▶ [Aim]
Go through the listing and return every line with "Trang" in it.

##### Extracted records #####

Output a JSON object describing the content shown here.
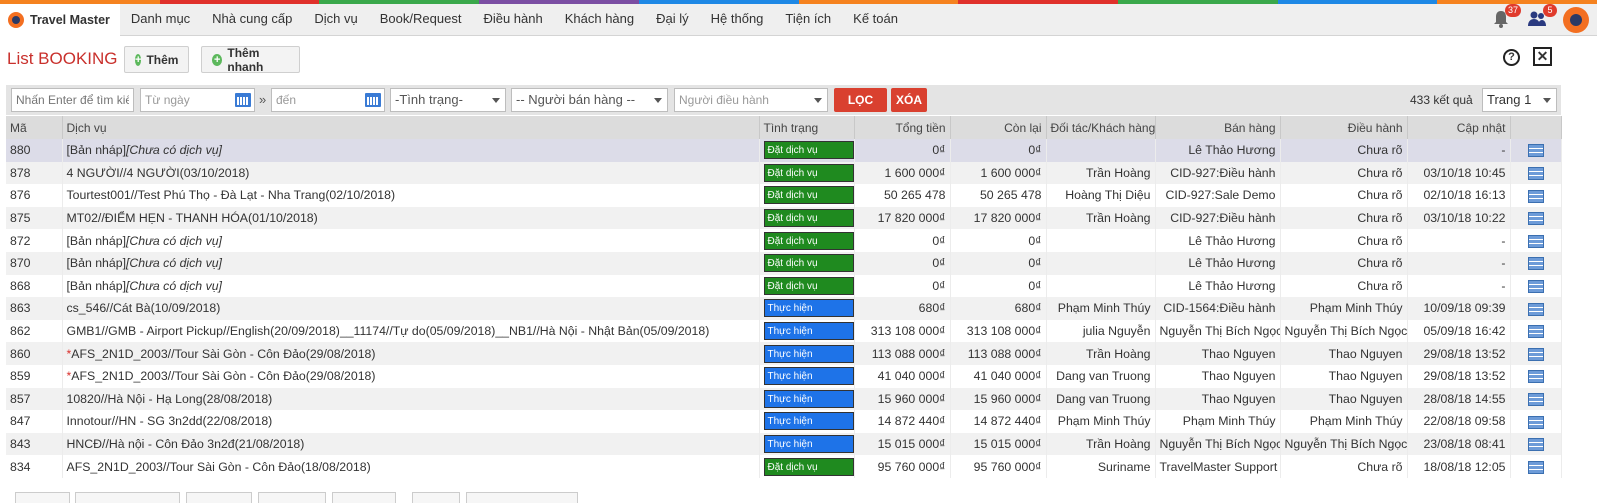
{
  "app": {
    "brand": "Travel Master"
  },
  "nav": [
    "Danh mục",
    "Nhà cung cấp",
    "Dịch vụ",
    "Book/Request",
    "Điều hành",
    "Khách hàng",
    "Đại lý",
    "Hệ thống",
    "Tiện ích",
    "Kế toán"
  ],
  "notifications": {
    "bell_count": "37",
    "users_count": "5"
  },
  "stripe_colors": [
    "#f5821f",
    "#e0312b",
    "#3aa84b",
    "#7b4ea3",
    "#1e88e5",
    "#f5821f",
    "#e0312b",
    "#3aa84b",
    "#1e88e5",
    "#f5821f"
  ],
  "page": {
    "title": "List BOOKING",
    "add_label": "Thêm",
    "quick_add_label": "Thêm nhanh",
    "help": "?",
    "close": "✕"
  },
  "filters": {
    "search_placeholder": "Nhấn Enter để tìm kiếm",
    "from_placeholder": "Từ ngày",
    "range_sep": "»",
    "to_placeholder": "đến",
    "status_select": "-Tình trạng-",
    "seller_select": "-- Người bán hàng --",
    "operator_select": "Người điều hành",
    "filter_button": "LỌC",
    "clear_button": "XÓA",
    "results": "433 kết quả",
    "page_select": "Trang 1"
  },
  "table": {
    "headers": [
      "Mã",
      "Dịch vụ",
      "Tình trạng",
      "Tổng tiền",
      "Còn lại",
      "Đối tác/Khách hàng",
      "Bán hàng",
      "Điều hành",
      "Cập nhật"
    ],
    "rows": [
      {
        "id": "880",
        "service_prefix": "",
        "service": "[Bản nháp]",
        "service_note": "[Chưa có dịch vụ]",
        "status": "Đặt dịch vụ",
        "status_color": "#1f8a1f",
        "total": "0₫",
        "remaining": "0₫",
        "partner": "",
        "seller": "Lê Thảo Hương",
        "operator": "Chưa rõ",
        "updated": "-"
      },
      {
        "id": "878",
        "service_prefix": "",
        "service": "4 NGƯỜI//4 NGƯỜI(03/10/2018)",
        "service_note": "",
        "status": "Đặt dịch vụ",
        "status_color": "#1f8a1f",
        "total": "1 600 000₫",
        "remaining": "1 600 000₫",
        "partner": "Trần Hoàng",
        "seller": "CID-927:Điều hành",
        "operator": "Chưa rõ",
        "updated": "03/10/18 10:45"
      },
      {
        "id": "876",
        "service_prefix": "",
        "service": "Tourtest001//Test Phú Thọ - Đà Lạt - Nha Trang(02/10/2018)",
        "service_note": "",
        "status": "Đặt dịch vụ",
        "status_color": "#1f8a1f",
        "total": "50 265 478",
        "remaining": "50 265 478",
        "partner": "Hoàng Thị Diệu",
        "seller": "CID-927:Sale Demo",
        "operator": "Chưa rõ",
        "updated": "02/10/18 16:13"
      },
      {
        "id": "875",
        "service_prefix": "",
        "service": "MT02//ĐIỂM HẸN - THANH HÓA(01/10/2018)",
        "service_note": "",
        "status": "Đặt dịch vụ",
        "status_color": "#1f8a1f",
        "total": "17 820 000₫",
        "remaining": "17 820 000₫",
        "partner": "Trần Hoàng",
        "seller": "CID-927:Điều hành",
        "operator": "Chưa rõ",
        "updated": "03/10/18 10:22"
      },
      {
        "id": "872",
        "service_prefix": "",
        "service": "[Bản nháp]",
        "service_note": "[Chưa có dịch vụ]",
        "status": "Đặt dịch vụ",
        "status_color": "#1f8a1f",
        "total": "0₫",
        "remaining": "0₫",
        "partner": "",
        "seller": "Lê Thảo Hương",
        "operator": "Chưa rõ",
        "updated": "-"
      },
      {
        "id": "870",
        "service_prefix": "",
        "service": "[Bản nháp]",
        "service_note": "[Chưa có dịch vụ]",
        "status": "Đặt dịch vụ",
        "status_color": "#1f8a1f",
        "total": "0₫",
        "remaining": "0₫",
        "partner": "",
        "seller": "Lê Thảo Hương",
        "operator": "Chưa rõ",
        "updated": "-"
      },
      {
        "id": "868",
        "service_prefix": "",
        "service": "[Bản nháp]",
        "service_note": "[Chưa có dịch vụ]",
        "status": "Đặt dịch vụ",
        "status_color": "#1f8a1f",
        "total": "0₫",
        "remaining": "0₫",
        "partner": "",
        "seller": "Lê Thảo Hương",
        "operator": "Chưa rõ",
        "updated": "-"
      },
      {
        "id": "863",
        "service_prefix": "",
        "service": "cs_546//Cát Bà(10/09/2018)",
        "service_note": "",
        "status": "Thực hiện",
        "status_color": "#1e73e8",
        "total": "680₫",
        "remaining": "680₫",
        "partner": "Phạm Minh Thúy",
        "seller": "CID-1564:Điều hành",
        "operator": "Phạm Minh Thúy",
        "updated": "10/09/18 09:39"
      },
      {
        "id": "862",
        "service_prefix": "",
        "service": "GMB1//GMB - Airport Pickup//English(20/09/2018)__11174//Tự do(05/09/2018)__NB1//Hà Nội - Nhật Bản(05/09/2018)",
        "service_note": "",
        "status": "Thực hiện",
        "status_color": "#1e73e8",
        "total": "313 108 000₫",
        "remaining": "313 108 000₫",
        "partner": "julia Nguyễn",
        "seller": "Nguyễn Thị Bích Ngọc",
        "operator": "Nguyễn Thị Bích Ngọc",
        "updated": "05/09/18 16:42"
      },
      {
        "id": "860",
        "service_prefix": "*",
        "service": "AFS_2N1D_2003//Tour Sài Gòn - Côn Đảo(29/08/2018)",
        "service_note": "",
        "status": "Thực hiện",
        "status_color": "#1e73e8",
        "total": "113 088 000₫",
        "remaining": "113 088 000₫",
        "partner": "Trần Hoàng",
        "seller": "Thao Nguyen",
        "operator": "Thao Nguyen",
        "updated": "29/08/18 13:52"
      },
      {
        "id": "859",
        "service_prefix": "*",
        "service": "AFS_2N1D_2003//Tour Sài Gòn - Côn Đảo(29/08/2018)",
        "service_note": "",
        "status": "Thực hiện",
        "status_color": "#1e73e8",
        "total": "41 040 000₫",
        "remaining": "41 040 000₫",
        "partner": "Dang van Truong",
        "seller": "Thao Nguyen",
        "operator": "Thao Nguyen",
        "updated": "29/08/18 13:52"
      },
      {
        "id": "857",
        "service_prefix": "",
        "service": "10820//Hà Nội - Hạ Long(28/08/2018)",
        "service_note": "",
        "status": "Thực hiện",
        "status_color": "#1e73e8",
        "total": "15 960 000₫",
        "remaining": "15 960 000₫",
        "partner": "Dang van Truong",
        "seller": "Thao Nguyen",
        "operator": "Thao Nguyen",
        "updated": "28/08/18 14:55"
      },
      {
        "id": "847",
        "service_prefix": "",
        "service": "Innotour//HN - SG 3n2dd(22/08/2018)",
        "service_note": "",
        "status": "Thực hiện",
        "status_color": "#1e73e8",
        "total": "14 872 440₫",
        "remaining": "14 872 440₫",
        "partner": "Phạm Minh Thúy",
        "seller": "Phạm Minh Thúy",
        "operator": "Phạm Minh Thúy",
        "updated": "22/08/18 09:58"
      },
      {
        "id": "843",
        "service_prefix": "",
        "service": "HNCĐ//Hà nội - Côn Đảo 3n2đ(21/08/2018)",
        "service_note": "",
        "status": "Thực hiện",
        "status_color": "#1e73e8",
        "total": "15 015 000₫",
        "remaining": "15 015 000₫",
        "partner": "Trần Hoàng",
        "seller": "Nguyễn Thị Bích Ngọc",
        "operator": "Nguyễn Thị Bích Ngọc",
        "updated": "23/08/18 08:41"
      },
      {
        "id": "834",
        "service_prefix": "",
        "service": "AFS_2N1D_2003//Tour Sài Gòn - Côn Đảo(18/08/2018)",
        "service_note": "",
        "status": "Đặt dịch vụ",
        "status_color": "#1f8a1f",
        "total": "95 760 000₫",
        "remaining": "95 760 000₫",
        "partner": "Suriname",
        "seller": "TravelMaster Support",
        "operator": "Chưa rõ",
        "updated": "18/08/18 12:05"
      }
    ]
  }
}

#####

▶ [Result of this exercise]
    "page_select": "Trang 1"
        "service": "Tourtest001//Test Phú Thọ - Đà Lạt - Nha Trang(02/10/2018)",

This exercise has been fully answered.